--- TASK REQUIREMENTS ---
In the article on dropping fences in Namibia, what does the name Sossusvlei mean in the local Nama language?

--- TEXT FOR ANALYSIS ---
Dropping Fences in Namibia

August 24, 2009  By: Africa Adventure Consultants

The border fence between Kulala Nature Reserve and NamibRand Nature Reserve in Namibia, near the famous Sossusvlei dunes, will soon no longer exist, a huge benefit for the desert wildlife and the ecology of the area. Visit Sossusvlei and the NamibRand Nature Reserve on our Best of Namibia flying safari.

Wilderness Safaris Namibia and the NamibRand Nature Reserve signed an agreement this month to open their common boundary fences to allow more freedom of movement for animals such as gemsbok and springbok across a larger conservation landscape. For animal populations to prosper in arid ecosystems such as the Namib, large open areas are necessary for seasonal movements in response to rainfall.

Sossusvlei itself means ‘the gathering place of water’ in the local Nama language, and, odd as it may seem, in good years seasonal rains in the foothills of the Naukluft and Tsaris Mountains succeed in reaching the vleis, creating temporary lakes that mirror the sand dunes surrounding them. The vleis have evocative names such as Hidden Vlei and Dead Vlei, while the dunes rise up to 300 metres above the valley floor with razor-sharp edges that stand out against the blue sky. The seemingly uniform red-gold sands that stretch wave-like to the horizon have led to another name: the Sand Sea.

Desert-adapted wildlife such as springbok and gemsbok (oryx) are the larger animals that live here. Smaller mammals such as bat-eared fox, black-backed jackal and the elusive aardwolf can be seen on night drives. Kulala is also home to a variety of birds like the aptly named Dune Lark, whose entire population is completely restricted to these red sands. Other good birds in the area include Gray’s Lark, Sociable Weaver and Pririt Batis. At night the screeching calls of Barn Owl could be heard around camp.

Despite the lack of vegetation and low rainfall, a surprisingly diverse array of insects, reptiles and rodents make their home here – surviving thanks in part to the coastal fog that creeps up off the sea each dawn and penetrates up to 50km inland. The dunes nearest the coast are most mobile and no vegetation grows on them. Rainfall at the coast can average dramatically less than 50mm a year, and even further inland it measures only a paltry 50-100mm annually.

The fence will be removed in strategic areas along its length, resulting in the ecological merging of the 91,429-acre Kulala Nature Reserve with the NamibRand Nature Reserve that, at 425,515-acres, is now one of the largest private conservation areas in southern Africa.

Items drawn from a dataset
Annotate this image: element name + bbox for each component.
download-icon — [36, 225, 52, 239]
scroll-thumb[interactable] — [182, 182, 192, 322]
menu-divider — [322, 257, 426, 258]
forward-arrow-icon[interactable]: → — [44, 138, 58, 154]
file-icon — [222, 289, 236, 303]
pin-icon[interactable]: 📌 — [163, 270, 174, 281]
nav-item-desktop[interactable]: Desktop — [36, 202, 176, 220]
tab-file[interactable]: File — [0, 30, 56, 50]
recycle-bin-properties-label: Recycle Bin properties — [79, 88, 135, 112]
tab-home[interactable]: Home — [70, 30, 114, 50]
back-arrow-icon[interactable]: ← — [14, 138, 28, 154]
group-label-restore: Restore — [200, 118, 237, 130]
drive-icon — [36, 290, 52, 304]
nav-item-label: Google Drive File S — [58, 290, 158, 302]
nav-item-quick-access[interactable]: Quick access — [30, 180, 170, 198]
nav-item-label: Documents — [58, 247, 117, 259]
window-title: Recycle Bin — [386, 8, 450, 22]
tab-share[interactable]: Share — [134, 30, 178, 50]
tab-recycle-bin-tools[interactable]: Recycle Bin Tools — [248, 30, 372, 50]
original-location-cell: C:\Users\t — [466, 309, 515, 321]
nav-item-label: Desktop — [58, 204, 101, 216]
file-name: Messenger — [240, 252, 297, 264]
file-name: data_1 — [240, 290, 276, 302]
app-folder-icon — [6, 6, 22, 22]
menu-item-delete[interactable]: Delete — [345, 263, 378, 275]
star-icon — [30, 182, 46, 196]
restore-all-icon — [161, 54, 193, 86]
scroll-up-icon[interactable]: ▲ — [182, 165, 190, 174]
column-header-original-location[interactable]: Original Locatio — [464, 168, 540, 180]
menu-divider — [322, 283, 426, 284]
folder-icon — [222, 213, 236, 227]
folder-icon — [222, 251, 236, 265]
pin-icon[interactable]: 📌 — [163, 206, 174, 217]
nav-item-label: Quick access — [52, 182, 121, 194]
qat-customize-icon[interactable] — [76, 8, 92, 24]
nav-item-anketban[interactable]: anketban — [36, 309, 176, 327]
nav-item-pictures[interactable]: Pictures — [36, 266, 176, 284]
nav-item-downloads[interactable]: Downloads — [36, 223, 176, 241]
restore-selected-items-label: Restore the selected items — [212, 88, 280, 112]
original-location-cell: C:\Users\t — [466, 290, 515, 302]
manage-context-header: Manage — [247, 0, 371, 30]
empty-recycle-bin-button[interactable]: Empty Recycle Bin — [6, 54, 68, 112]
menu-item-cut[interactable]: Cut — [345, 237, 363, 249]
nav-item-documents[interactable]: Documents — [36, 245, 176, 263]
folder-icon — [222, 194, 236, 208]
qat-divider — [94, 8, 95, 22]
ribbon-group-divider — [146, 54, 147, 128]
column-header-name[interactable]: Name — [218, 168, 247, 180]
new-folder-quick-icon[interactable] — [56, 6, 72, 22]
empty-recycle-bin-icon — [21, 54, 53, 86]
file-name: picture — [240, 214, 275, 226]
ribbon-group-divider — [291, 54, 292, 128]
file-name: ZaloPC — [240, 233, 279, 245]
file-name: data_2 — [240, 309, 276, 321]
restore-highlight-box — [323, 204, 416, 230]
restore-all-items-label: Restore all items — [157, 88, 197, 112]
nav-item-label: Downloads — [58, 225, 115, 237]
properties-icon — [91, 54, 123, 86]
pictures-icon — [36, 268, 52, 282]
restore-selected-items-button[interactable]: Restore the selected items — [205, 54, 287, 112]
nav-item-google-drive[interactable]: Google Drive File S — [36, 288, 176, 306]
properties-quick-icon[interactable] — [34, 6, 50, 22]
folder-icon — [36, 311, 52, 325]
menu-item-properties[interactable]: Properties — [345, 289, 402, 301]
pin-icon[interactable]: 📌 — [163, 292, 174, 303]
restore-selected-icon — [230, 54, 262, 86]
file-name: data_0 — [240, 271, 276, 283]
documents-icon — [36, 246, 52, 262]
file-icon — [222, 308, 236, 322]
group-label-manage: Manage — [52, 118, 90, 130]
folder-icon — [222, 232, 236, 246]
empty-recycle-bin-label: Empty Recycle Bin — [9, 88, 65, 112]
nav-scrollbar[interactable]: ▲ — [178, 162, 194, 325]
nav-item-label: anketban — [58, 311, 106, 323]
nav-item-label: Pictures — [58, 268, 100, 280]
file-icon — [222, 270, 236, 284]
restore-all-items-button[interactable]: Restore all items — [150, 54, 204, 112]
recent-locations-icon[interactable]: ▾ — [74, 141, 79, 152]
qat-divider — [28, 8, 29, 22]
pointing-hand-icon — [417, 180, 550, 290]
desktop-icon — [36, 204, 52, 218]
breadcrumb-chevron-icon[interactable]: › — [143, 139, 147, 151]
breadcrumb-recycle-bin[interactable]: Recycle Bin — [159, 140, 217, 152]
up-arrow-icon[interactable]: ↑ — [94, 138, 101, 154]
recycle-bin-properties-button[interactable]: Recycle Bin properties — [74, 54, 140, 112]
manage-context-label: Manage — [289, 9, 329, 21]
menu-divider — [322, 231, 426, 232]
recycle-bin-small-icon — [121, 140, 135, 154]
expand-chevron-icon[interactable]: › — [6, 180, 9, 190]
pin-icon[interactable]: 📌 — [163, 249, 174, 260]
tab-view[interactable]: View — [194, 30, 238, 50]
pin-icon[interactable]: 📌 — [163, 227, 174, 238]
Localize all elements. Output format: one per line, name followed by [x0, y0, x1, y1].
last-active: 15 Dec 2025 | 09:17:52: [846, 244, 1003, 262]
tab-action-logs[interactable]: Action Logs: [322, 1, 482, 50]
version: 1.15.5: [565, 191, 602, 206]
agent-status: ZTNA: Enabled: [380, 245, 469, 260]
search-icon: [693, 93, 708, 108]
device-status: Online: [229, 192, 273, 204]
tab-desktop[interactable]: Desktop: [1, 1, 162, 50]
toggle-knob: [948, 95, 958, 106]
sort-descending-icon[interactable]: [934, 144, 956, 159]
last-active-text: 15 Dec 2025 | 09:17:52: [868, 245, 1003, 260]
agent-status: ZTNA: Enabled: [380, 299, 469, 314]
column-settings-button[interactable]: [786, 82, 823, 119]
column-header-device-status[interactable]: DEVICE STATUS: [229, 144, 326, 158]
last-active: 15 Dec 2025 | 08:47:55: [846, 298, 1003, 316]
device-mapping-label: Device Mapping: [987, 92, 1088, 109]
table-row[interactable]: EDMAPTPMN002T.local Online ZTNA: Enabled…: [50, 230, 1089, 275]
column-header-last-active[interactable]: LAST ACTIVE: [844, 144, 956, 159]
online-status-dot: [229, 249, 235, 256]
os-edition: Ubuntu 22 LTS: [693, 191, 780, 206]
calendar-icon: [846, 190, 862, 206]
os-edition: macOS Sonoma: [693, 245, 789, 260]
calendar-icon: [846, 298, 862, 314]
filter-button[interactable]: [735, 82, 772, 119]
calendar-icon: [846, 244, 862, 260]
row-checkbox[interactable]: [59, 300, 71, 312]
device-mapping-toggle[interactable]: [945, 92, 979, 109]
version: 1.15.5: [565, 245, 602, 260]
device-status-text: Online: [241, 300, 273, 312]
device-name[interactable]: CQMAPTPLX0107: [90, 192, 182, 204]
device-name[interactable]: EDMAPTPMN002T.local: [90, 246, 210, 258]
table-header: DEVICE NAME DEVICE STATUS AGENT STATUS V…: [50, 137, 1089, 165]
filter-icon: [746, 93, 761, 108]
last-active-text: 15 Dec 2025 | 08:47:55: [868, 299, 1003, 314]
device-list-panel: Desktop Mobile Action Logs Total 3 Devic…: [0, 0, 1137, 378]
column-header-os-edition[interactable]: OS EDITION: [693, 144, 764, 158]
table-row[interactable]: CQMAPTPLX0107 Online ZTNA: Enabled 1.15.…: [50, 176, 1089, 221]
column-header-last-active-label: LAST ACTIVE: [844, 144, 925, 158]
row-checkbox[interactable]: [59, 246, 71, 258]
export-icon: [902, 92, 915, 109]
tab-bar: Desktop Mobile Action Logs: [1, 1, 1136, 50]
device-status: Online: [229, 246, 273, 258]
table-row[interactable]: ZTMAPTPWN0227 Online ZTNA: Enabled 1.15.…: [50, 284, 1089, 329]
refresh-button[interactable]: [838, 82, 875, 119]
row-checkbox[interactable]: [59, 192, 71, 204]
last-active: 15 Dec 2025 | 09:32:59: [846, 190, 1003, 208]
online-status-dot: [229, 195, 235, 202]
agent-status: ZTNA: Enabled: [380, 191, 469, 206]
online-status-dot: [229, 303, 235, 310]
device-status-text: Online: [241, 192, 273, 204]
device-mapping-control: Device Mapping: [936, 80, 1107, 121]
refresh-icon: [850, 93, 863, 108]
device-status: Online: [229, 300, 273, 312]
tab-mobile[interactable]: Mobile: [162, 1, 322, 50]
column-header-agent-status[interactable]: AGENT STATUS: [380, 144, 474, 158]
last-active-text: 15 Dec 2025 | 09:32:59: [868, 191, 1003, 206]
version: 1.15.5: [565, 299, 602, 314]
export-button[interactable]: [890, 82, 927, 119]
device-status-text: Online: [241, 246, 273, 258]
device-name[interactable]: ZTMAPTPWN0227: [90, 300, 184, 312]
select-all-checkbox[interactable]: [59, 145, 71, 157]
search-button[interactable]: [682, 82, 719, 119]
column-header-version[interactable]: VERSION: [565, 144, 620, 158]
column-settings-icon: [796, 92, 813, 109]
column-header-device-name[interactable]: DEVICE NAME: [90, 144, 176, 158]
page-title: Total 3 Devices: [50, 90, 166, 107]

--- EXERCISE SOLUTION ---
The gathering place of water.